Your objective: Determine the number of lines that contain the word "icon", then state that number and nothing more.

Working data:
= = = = = = =
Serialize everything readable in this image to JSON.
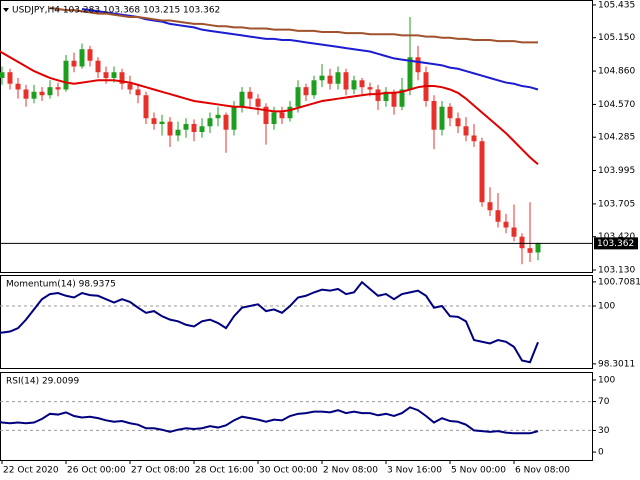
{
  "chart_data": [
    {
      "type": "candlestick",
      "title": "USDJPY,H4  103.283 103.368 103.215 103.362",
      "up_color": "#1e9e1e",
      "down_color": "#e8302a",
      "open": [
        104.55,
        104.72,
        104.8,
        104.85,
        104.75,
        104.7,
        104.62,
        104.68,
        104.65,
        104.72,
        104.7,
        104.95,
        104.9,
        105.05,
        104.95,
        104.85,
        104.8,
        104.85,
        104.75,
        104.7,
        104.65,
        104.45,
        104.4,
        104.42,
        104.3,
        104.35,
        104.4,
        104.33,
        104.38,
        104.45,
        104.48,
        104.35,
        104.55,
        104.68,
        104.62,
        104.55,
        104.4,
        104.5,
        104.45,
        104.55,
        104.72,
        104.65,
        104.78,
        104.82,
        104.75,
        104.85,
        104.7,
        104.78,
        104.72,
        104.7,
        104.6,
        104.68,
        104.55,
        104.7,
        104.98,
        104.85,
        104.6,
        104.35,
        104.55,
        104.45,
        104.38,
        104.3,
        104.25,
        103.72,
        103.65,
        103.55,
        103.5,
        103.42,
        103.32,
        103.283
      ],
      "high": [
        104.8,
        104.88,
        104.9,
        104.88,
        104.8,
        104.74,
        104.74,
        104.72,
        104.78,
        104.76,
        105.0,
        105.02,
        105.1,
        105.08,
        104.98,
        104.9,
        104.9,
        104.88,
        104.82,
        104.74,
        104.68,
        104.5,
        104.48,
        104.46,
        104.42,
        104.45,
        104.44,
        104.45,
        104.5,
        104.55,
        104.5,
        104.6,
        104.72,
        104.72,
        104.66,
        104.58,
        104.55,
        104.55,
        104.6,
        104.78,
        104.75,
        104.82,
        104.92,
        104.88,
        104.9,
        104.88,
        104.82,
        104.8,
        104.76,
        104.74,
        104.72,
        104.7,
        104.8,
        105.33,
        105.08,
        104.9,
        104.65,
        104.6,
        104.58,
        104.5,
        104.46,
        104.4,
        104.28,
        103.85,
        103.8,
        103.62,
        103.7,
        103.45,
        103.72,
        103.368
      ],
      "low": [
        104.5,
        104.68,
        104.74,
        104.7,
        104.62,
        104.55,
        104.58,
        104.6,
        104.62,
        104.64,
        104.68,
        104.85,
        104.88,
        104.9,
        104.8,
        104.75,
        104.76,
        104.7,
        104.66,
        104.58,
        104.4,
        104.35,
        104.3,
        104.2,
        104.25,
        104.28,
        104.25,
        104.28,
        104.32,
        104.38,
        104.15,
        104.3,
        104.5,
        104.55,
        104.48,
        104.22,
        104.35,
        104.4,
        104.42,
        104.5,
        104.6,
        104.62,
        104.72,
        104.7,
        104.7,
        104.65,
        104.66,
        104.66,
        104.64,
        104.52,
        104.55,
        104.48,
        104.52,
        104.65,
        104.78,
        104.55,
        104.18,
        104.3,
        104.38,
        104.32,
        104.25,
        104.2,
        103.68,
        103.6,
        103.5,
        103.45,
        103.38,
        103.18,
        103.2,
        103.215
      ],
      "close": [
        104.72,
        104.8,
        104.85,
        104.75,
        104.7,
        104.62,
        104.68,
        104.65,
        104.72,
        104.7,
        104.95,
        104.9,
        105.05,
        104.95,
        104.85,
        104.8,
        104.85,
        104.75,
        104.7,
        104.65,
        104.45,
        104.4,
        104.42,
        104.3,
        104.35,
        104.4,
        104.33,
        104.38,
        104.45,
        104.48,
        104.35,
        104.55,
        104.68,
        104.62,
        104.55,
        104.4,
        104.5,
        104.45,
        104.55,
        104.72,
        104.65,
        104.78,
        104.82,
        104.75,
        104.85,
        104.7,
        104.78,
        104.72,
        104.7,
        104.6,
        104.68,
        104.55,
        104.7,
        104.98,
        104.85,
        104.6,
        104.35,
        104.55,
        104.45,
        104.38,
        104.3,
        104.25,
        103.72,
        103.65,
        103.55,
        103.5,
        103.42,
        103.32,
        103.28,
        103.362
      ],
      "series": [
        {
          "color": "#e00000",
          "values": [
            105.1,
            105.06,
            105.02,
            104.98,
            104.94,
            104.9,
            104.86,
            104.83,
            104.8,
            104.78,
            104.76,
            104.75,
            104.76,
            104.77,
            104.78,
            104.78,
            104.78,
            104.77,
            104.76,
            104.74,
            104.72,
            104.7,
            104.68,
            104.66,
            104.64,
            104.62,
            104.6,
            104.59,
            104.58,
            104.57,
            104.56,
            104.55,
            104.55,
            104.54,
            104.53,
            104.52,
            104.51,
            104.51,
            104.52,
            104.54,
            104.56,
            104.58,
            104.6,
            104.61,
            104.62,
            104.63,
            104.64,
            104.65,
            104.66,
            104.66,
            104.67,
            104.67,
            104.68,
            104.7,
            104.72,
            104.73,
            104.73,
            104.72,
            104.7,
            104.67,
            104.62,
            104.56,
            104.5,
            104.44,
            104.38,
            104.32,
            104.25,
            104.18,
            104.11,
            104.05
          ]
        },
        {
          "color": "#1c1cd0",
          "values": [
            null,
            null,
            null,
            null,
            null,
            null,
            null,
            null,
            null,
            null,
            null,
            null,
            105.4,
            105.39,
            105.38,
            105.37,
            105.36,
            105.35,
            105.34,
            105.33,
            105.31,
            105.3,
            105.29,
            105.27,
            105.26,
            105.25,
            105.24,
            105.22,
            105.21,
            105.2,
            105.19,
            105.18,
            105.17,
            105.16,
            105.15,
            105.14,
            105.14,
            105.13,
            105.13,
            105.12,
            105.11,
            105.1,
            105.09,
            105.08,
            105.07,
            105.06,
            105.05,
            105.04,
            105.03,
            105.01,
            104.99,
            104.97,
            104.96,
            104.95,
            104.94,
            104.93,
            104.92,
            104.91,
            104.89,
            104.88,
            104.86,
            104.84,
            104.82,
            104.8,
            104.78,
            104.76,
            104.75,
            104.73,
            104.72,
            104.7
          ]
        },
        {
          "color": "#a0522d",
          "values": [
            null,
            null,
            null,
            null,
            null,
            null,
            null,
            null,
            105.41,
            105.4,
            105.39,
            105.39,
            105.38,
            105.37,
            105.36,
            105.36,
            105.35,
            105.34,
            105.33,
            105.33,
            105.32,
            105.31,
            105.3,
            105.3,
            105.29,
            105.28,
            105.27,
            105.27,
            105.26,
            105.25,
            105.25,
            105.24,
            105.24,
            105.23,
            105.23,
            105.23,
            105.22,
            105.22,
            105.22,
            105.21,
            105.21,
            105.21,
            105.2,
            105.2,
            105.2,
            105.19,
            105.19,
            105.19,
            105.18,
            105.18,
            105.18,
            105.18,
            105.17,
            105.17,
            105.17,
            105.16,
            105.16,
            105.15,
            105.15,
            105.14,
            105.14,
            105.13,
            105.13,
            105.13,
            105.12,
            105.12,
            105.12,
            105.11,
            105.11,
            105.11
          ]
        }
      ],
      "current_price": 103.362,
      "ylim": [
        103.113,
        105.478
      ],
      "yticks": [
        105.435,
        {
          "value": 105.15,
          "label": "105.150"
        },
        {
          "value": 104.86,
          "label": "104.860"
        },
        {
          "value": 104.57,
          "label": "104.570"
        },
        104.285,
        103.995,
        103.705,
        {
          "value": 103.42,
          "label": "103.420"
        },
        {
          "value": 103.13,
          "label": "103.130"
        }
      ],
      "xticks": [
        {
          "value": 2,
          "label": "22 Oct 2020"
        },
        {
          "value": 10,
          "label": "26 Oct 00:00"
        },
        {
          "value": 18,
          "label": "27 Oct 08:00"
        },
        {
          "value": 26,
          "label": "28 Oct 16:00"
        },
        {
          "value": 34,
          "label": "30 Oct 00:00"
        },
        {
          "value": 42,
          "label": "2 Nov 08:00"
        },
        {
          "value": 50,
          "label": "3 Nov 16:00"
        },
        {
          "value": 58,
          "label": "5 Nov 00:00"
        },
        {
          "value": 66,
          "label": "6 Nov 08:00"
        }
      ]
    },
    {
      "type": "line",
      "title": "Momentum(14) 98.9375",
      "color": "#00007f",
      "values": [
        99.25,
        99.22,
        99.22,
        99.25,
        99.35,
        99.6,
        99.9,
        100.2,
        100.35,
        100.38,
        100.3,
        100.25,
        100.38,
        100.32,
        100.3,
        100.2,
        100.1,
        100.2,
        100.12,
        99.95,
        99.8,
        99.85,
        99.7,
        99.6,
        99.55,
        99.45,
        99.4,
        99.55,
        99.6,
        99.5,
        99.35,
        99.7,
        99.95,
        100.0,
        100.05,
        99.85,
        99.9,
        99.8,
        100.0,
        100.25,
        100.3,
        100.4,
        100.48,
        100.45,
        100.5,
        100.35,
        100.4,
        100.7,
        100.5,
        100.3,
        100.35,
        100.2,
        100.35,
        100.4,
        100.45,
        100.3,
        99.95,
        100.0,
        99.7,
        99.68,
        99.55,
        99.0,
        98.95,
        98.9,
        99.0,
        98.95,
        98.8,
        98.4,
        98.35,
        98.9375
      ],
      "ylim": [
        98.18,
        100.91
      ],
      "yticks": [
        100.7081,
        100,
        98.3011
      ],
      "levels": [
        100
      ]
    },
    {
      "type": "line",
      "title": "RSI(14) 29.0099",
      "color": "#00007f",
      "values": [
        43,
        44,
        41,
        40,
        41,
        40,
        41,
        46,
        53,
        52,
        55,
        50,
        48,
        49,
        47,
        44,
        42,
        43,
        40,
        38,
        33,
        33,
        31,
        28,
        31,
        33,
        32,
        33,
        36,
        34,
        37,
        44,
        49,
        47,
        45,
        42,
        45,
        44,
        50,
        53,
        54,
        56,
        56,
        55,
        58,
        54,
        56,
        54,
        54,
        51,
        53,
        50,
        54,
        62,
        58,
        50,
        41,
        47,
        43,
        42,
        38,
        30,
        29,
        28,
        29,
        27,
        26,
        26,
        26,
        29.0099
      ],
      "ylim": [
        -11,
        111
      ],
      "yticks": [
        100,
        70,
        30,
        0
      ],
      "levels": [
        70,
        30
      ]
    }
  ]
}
= = = = = = =
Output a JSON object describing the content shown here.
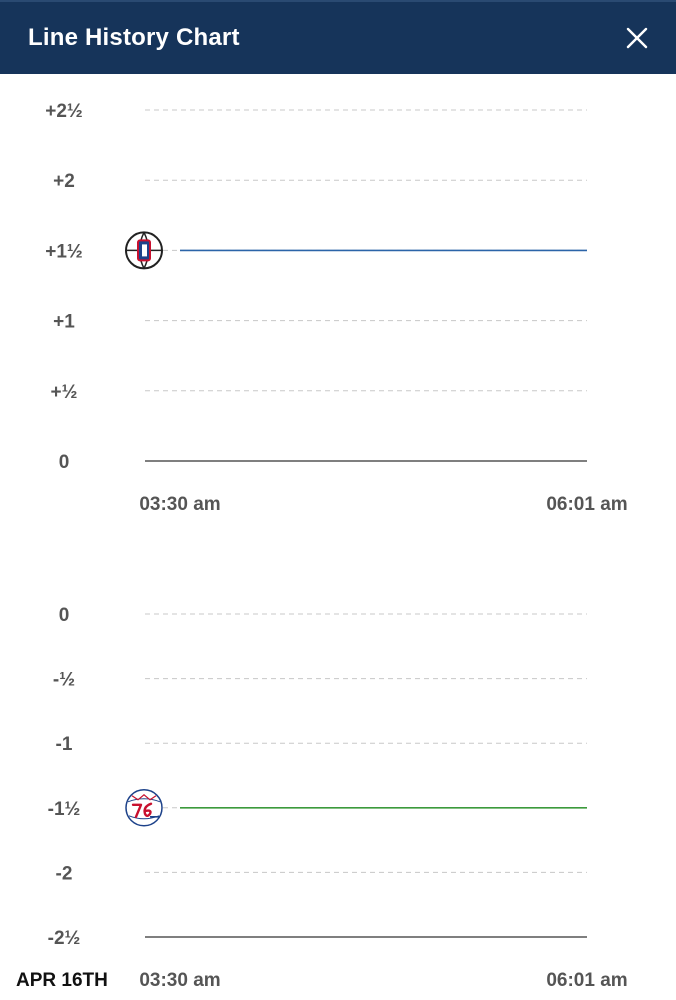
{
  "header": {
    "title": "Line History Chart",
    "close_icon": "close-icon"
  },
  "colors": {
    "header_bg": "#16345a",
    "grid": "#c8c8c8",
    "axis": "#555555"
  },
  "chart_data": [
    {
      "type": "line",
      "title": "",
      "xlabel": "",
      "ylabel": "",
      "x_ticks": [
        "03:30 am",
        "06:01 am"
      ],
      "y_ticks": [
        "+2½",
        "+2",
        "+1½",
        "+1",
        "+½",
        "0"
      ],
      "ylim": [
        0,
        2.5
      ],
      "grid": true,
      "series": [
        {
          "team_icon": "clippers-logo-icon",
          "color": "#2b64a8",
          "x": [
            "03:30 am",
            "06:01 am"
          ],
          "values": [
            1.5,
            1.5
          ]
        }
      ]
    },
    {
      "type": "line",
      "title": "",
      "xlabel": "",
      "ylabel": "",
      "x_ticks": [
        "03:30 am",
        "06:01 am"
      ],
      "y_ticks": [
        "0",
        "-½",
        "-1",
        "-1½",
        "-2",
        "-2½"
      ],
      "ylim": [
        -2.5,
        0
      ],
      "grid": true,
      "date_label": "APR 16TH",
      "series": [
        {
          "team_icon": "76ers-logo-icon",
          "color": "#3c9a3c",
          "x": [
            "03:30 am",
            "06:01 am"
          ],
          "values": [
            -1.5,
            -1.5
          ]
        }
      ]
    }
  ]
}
= = = = = = =
Output below: 3